● RECORDS PROVIDED
-- -- --

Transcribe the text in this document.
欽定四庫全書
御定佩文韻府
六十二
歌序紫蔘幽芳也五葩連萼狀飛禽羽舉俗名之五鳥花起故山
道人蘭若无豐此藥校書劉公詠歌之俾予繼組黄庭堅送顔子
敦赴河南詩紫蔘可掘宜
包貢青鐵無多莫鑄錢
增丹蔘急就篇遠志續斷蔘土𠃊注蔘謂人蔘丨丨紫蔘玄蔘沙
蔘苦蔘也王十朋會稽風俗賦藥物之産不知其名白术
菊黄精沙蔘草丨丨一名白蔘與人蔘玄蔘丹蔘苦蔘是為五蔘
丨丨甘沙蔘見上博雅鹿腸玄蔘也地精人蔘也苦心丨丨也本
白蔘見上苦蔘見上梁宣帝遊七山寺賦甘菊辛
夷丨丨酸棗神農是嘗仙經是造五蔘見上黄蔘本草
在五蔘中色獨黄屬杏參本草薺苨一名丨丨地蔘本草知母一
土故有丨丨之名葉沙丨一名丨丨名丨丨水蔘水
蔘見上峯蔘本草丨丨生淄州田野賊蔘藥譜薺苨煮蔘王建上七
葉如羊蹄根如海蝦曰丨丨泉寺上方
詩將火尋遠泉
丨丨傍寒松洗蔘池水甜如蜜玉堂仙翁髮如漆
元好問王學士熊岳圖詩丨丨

-- -- --

● INSTRUCTIONS TO FOLLOW
Copy every record above exactly as it appears.

● FINISHED ANSWER
Transcribe the text in this document.
欽定四庫全書
御定佩文韻府
六十二
歌序紫蔘幽芳也五葩連萼狀飛禽羽舉俗名之五鳥花起故山
道人蘭若无豐此藥校書劉公詠歌之俾予繼組黄庭堅送顔子
敦赴河南詩紫蔘可掘宜
包貢青鐵無多莫鑄錢
增丹蔘急就篇遠志續斷蔘土𠃊注蔘謂人蔘丨丨紫蔘玄蔘沙
蔘苦蔘也王十朋會稽風俗賦藥物之産不知其名白术
菊黄精沙蔘草丨丨一名白蔘與人蔘玄蔘丹蔘苦蔘是為五蔘
丨丨甘沙蔘見上博雅鹿腸玄蔘也地精人蔘也苦心丨丨也本
白蔘見上苦蔘見上梁宣帝遊七山寺賦甘菊辛
夷丨丨酸棗神農是嘗仙經是造五蔘見上黄蔘本草
在五蔘中色獨黄屬杏參本草薺苨一名丨丨地蔘本草知母一
土故有丨丨之名葉沙丨一名丨丨名丨丨水蔘水
蔘見上峯蔘本草丨丨生淄州田野賊蔘藥譜薺苨煮蔘王建上七
葉如羊蹄根如海蝦曰丨丨泉寺上方
詩將火尋遠泉
丨丨傍寒松洗蔘池水甜如蜜玉堂仙翁髮如漆
元好問王學士熊岳圖詩丨丨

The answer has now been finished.